## YANG DIHARAPKAN
Dalam berita tentang kesepakatan dagang AS dan China, tarif AS untuk barang-barang China turun dari berapa persen menjadi berapa persen?

## KUTIPAN DOKUMEN
KABARBURSA.COM – Kesepakatan dagang antara Amerika Serikat dan China yang diumumkan pada 12 Mei 2025 dinilai sejumlah ekonom menjadi titik balik yang dinanti banyak negara.
Dilansir dari Reuters, kedua negara sepakat untuk menurunkan tarif secara timbal balik selama 90 hari, membuka jalan bagi deeskalasi konflik dagang yang telah menciptakan ketidakpastian luas di pasar keuangan, memperlemah rantai pasok, dan mendorong lonjakan harga global.
Sebelum kesepakatan ini, AS telah menaikkan tarif hingga 145 persen untuk produk China bahkan mengancam menaikkan hingga 245 persen,sementara China membalas dengan tarif 125 persen terhadap produk AS. Langkah ini memicu penurunan guncangan ekonomi global, perdagangan bilateral menurun sebesar USD600 miliar dan meningkatkan kekhawatiran akan resesi global.
Dalam kesepakatan terbaru, AS akan menurunkan tarif pada barang-barang China dari 145 persen menjadi 30 persen, sementara China akan mengurangi tarif pada barang-barang AS dari 125 persen menjadi 10 persen. Kesepakatan tersebut juga mencakup pembentukan forum konsultasi ekonomi baru untuk memfasilitasi dialog berkelanjutan antara kedua negara.
Pasar global merespons positif terhadap perkembangan ini. Indeks STOXX 600 Eropa naik 1,1 persen, dan DAX Jerman mencetak rekor tertinggi baru, mencerminkan optimisme investor terhadap stabilitas perdagangan internasional yang mulai pulih.
Ekonom Universitas Andalas Syafruddin Karimi, menilai kesepakatan tersebut bukan hanya kabar baik untuk stabilitas global, tapi juga sebuah peringatan keras bagi negara berkembang, termasuk Indonesia.
"Perang dagang Trump vs Jinping adalah lonceng peringatan keras bagi model pertumbuhan berbasis ekspor (export-led growth) yang selama ini dianggap jalur utama pembangunan," ujar Syafruddin melalui keterangan resminya, dikutip Selasa, 13 Mei 2025.
Menurutnya, perjanjian itu menunjukkan bahwa dua ekonomi terbesar dunia pun rapuh di bawah tekanan proteksionisme. Ia menekankan bahwa ketahanan ekonomi tidak bisa lagi hanya bergantung pada pasar global.
Kesepakatan yang dicapai dalam forum bilateral di Jenewa ini disambut positif oleh pasar keuangan global. Indeks STOXX 600 Eropa naik lebih dari satu persen, sementara DAX Jerman mencetak rekor tertinggi baru. Pasar merespons sinyal deeskalasi ini dengan optimisme, melihat peluang untuk berakhirnya era ketidakpastian akibat saling balas tarif antara AS dan China.
Namun, Syafruddin melihat perjanjian itu sebagai momentum awal, bukan garis finish.

## DATA DITAMPILKAN

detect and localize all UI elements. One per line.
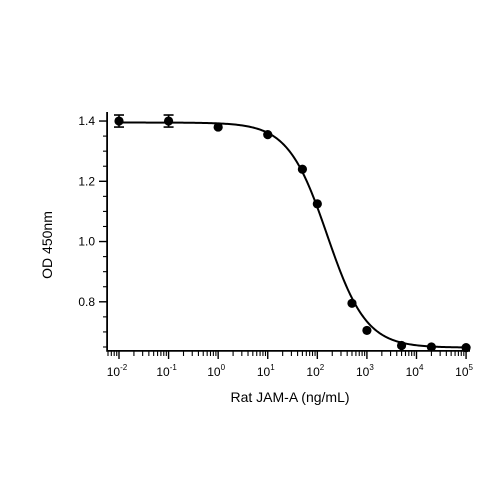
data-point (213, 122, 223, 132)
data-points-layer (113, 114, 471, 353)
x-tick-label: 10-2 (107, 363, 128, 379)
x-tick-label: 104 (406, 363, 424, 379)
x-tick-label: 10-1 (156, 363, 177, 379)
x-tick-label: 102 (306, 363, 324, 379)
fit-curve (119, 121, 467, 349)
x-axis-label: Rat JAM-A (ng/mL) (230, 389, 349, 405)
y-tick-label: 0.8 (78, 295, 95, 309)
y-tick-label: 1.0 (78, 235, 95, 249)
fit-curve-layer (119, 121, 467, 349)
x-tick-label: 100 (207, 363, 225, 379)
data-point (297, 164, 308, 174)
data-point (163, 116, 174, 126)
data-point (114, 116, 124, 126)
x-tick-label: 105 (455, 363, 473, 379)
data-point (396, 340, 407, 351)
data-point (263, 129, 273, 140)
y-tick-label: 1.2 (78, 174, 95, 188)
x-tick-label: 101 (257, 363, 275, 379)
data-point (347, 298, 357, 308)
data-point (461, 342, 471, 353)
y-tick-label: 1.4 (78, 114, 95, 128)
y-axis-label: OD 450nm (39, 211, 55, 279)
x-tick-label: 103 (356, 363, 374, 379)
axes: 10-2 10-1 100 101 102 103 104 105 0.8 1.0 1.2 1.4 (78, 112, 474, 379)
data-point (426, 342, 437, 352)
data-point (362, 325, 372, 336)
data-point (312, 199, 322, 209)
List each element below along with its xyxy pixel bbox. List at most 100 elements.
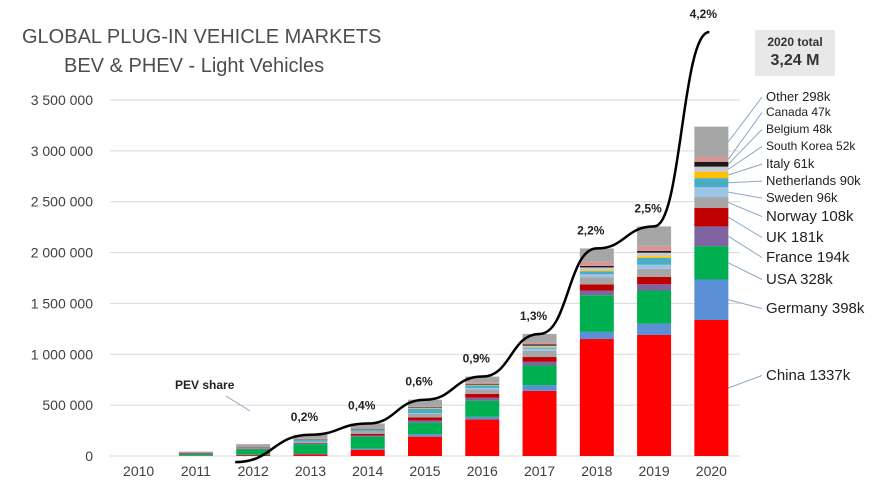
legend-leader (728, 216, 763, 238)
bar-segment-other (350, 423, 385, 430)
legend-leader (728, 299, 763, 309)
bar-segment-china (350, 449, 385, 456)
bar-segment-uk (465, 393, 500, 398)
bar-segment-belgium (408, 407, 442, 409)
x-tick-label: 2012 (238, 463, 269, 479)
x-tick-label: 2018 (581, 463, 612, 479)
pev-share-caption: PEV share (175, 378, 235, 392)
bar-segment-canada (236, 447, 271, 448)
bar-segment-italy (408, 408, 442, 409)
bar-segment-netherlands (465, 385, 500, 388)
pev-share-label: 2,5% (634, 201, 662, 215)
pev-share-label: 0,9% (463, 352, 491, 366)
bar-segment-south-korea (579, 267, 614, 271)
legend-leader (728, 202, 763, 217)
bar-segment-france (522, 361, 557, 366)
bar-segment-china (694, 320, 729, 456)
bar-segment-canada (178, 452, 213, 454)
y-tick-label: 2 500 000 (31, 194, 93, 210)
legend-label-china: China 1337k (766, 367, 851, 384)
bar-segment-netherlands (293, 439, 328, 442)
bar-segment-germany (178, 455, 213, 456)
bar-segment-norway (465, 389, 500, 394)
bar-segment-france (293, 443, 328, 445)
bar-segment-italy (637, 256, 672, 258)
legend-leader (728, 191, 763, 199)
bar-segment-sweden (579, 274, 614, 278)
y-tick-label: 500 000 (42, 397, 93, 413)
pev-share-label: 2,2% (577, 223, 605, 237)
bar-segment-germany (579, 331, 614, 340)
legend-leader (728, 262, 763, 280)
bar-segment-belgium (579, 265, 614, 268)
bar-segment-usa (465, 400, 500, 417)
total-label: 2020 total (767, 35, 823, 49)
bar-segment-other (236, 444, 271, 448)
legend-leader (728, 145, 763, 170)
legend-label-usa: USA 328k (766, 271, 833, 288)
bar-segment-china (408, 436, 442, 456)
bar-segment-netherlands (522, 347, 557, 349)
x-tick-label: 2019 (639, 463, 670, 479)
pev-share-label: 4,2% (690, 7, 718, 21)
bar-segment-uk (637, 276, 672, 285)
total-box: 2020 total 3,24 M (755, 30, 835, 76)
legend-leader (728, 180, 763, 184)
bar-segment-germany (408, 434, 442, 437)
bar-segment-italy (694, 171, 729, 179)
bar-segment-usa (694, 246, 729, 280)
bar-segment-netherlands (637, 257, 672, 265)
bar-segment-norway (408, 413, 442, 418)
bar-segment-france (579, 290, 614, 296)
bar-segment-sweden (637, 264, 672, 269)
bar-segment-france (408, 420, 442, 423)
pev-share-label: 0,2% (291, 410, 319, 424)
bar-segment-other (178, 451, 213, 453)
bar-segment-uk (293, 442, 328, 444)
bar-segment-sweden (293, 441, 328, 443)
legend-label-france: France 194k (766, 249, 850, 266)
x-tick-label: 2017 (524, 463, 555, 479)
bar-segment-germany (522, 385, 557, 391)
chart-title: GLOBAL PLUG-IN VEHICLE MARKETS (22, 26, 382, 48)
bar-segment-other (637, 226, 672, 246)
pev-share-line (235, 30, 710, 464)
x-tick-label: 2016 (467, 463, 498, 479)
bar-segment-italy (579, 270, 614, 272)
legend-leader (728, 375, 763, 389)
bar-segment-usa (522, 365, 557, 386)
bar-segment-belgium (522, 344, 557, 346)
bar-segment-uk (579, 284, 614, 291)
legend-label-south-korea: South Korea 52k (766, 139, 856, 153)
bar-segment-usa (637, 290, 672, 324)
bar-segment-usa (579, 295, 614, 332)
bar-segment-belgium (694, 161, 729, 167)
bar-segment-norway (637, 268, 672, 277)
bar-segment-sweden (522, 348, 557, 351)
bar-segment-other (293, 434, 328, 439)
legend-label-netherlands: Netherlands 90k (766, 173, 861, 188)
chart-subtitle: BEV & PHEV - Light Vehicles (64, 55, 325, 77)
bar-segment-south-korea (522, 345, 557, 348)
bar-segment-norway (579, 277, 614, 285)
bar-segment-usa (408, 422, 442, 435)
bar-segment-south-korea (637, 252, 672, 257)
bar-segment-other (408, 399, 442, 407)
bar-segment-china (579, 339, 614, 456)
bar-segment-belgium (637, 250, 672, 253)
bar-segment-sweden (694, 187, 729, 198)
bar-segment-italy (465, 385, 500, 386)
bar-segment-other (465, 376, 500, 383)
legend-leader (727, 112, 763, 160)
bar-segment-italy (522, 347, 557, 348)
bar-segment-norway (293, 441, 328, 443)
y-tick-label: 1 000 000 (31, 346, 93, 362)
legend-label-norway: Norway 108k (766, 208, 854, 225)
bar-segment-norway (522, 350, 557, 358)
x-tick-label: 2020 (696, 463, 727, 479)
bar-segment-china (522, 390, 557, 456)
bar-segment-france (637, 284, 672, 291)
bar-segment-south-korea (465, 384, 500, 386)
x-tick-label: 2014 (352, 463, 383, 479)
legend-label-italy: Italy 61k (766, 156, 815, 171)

## JAWABAN LENGKAP
Dari 145 persen menjadi 30 persen.